Saved entries
▽
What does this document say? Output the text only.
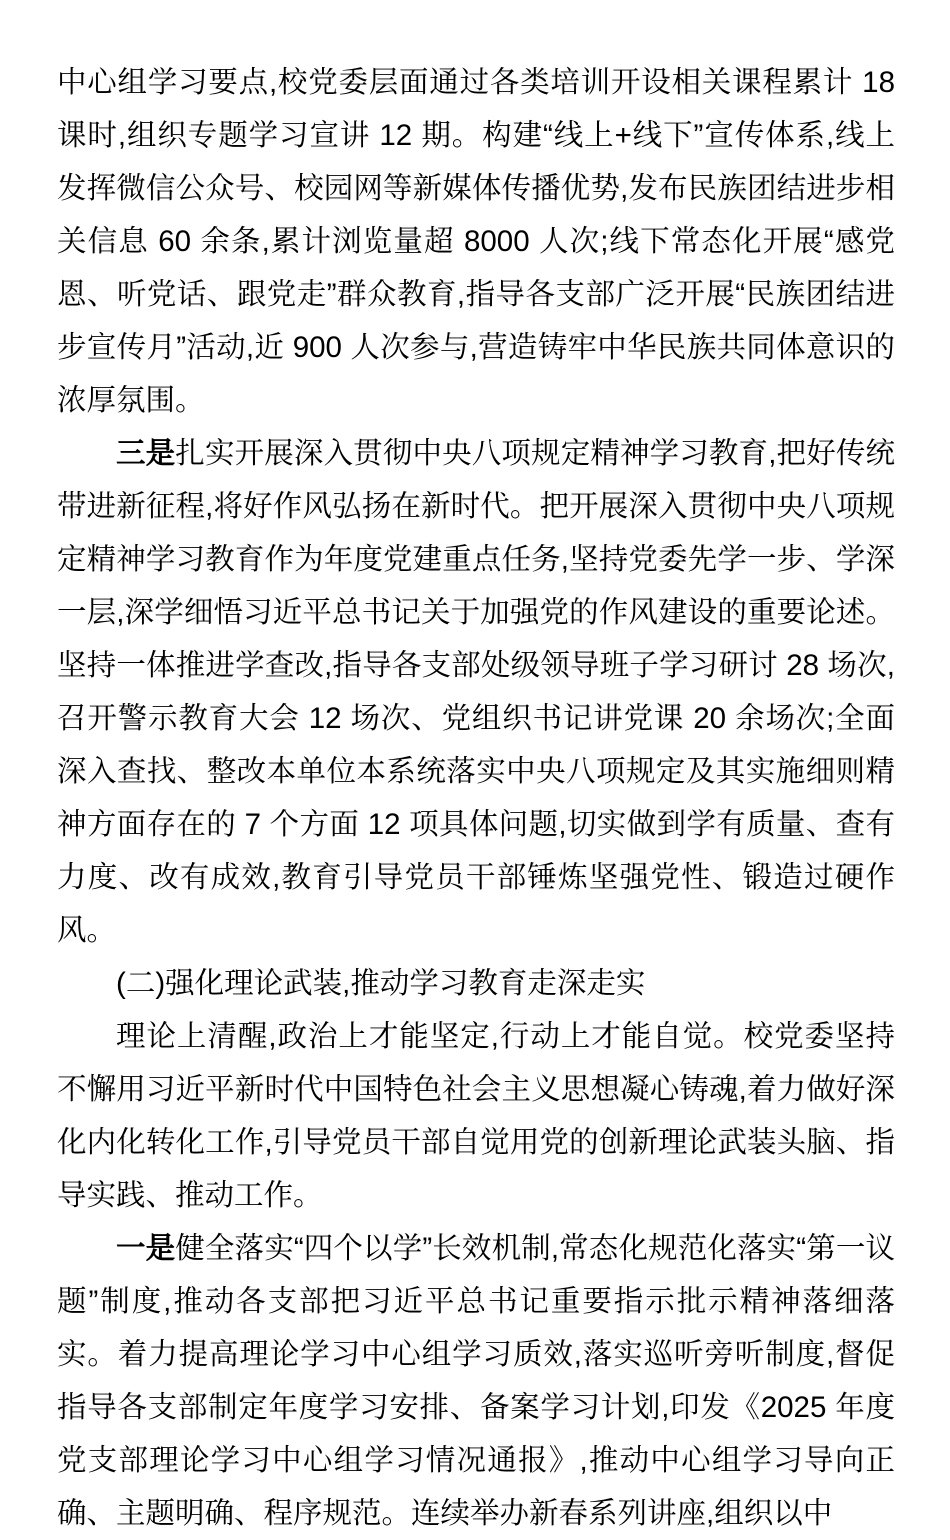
中心组学习要点,校党委层面通过各类培训开设相关课程累计 18 课时,组织专题学习宣讲 12 期。构建“线上+线下”宣传体系,线上发挥微信公众号、校园网等新媒体传播优势,发布民族团结进步相关信息 60 余条,累计浏览量超 8000 人次;线下常态化开展“感党恩、听党话、跟党走”群众教育,指导各支部广泛开展“民族团结进步宣传月”活动,近 900 人次参与,营造铸牢中华民族共同体意识的浓厚氛围。

三是扎实开展深入贯彻中央八项规定精神学习教育,把好传统带进新征程,将好作风弘扬在新时代。把开展深入贯彻中央八项规定精神学习教育作为年度党建重点任务,坚持党委先学一步、学深一层,深学细悟习近平总书记关于加强党的作风建设的重要论述。坚持一体推进学查改,指导各支部处级领导班子学习研讨 28 场次,召开警示教育大会 12 场次、党组织书记讲党课 20 余场次;全面深入查找、整改本单位本系统落实中央八项规定及其实施细则精神方面存在的 7 个方面 12 项具体问题,切实做到学有质量、查有力度、改有成效,教育引导党员干部锤炼坚强党性、锻造过硬作风。

(二)强化理论武装,推动学习教育走深走实

理论上清醒,政治上才能坚定,行动上才能自觉。校党委坚持不懈用习近平新时代中国特色社会主义思想凝心铸魂,着力做好深化内化转化工作,引导党员干部自觉用党的创新理论武装头脑、指导实践、推动工作。

一是健全落实“四个以学”长效机制,常态化规范化落实“第一议题”制度,推动各支部把习近平总书记重要指示批示精神落细落实。着力提高理论学习中心组学习质效,落实巡听旁听制度,督促指导各支部制定年度学习安排、备案学习计划,印发《2025 年度党支部理论学习中心组学习情况通报》,推动中心组学习导向正确、主题明确、程序规范。连续举办新春系列讲座,组织以中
△
■ Task to carry out
Copy every record above exactly as written, but leave out the pictures.

■ Exercise result
What does this document say? Output the text only.
中心组学习要点,校党委层面通过各类培训开设相关课程累计 18 课时,组织专题学习宣讲 12 期。构建“线上+线下”宣传体系,线上发挥微信公众号、校园网等新媒体传播优势,发布民族团结进步相关信息 60 余条,累计浏览量超 8000 人次;线下常态化开展“感党恩、听党话、跟党走”群众教育,指导各支部广泛开展“民族团结进步宣传月”活动,近 900 人次参与,营造铸牢中华民族共同体意识的浓厚氛围。

三是扎实开展深入贯彻中央八项规定精神学习教育,把好传统带进新征程,将好作风弘扬在新时代。把开展深入贯彻中央八项规定精神学习教育作为年度党建重点任务,坚持党委先学一步、学深一层,深学细悟习近平总书记关于加强党的作风建设的重要论述。坚持一体推进学查改,指导各支部处级领导班子学习研讨 28 场次,召开警示教育大会 12 场次、党组织书记讲党课 20 余场次;全面深入查找、整改本单位本系统落实中央八项规定及其实施细则精神方面存在的 7 个方面 12 项具体问题,切实做到学有质量、查有力度、改有成效,教育引导党员干部锤炼坚强党性、锻造过硬作风。

(二)强化理论武装,推动学习教育走深走实

理论上清醒,政治上才能坚定,行动上才能自觉。校党委坚持不懈用习近平新时代中国特色社会主义思想凝心铸魂,着力做好深化内化转化工作,引导党员干部自觉用党的创新理论武装头脑、指导实践、推动工作。

一是健全落实“四个以学”长效机制,常态化规范化落实“第一议题”制度,推动各支部把习近平总书记重要指示批示精神落细落实。着力提高理论学习中心组学习质效,落实巡听旁听制度,督促指导各支部制定年度学习安排、备案学习计划,印发《2025 年度党支部理论学习中心组学习情况通报》,推动中心组学习导向正确、主题明确、程序规范。连续举办新春系列讲座,组织以中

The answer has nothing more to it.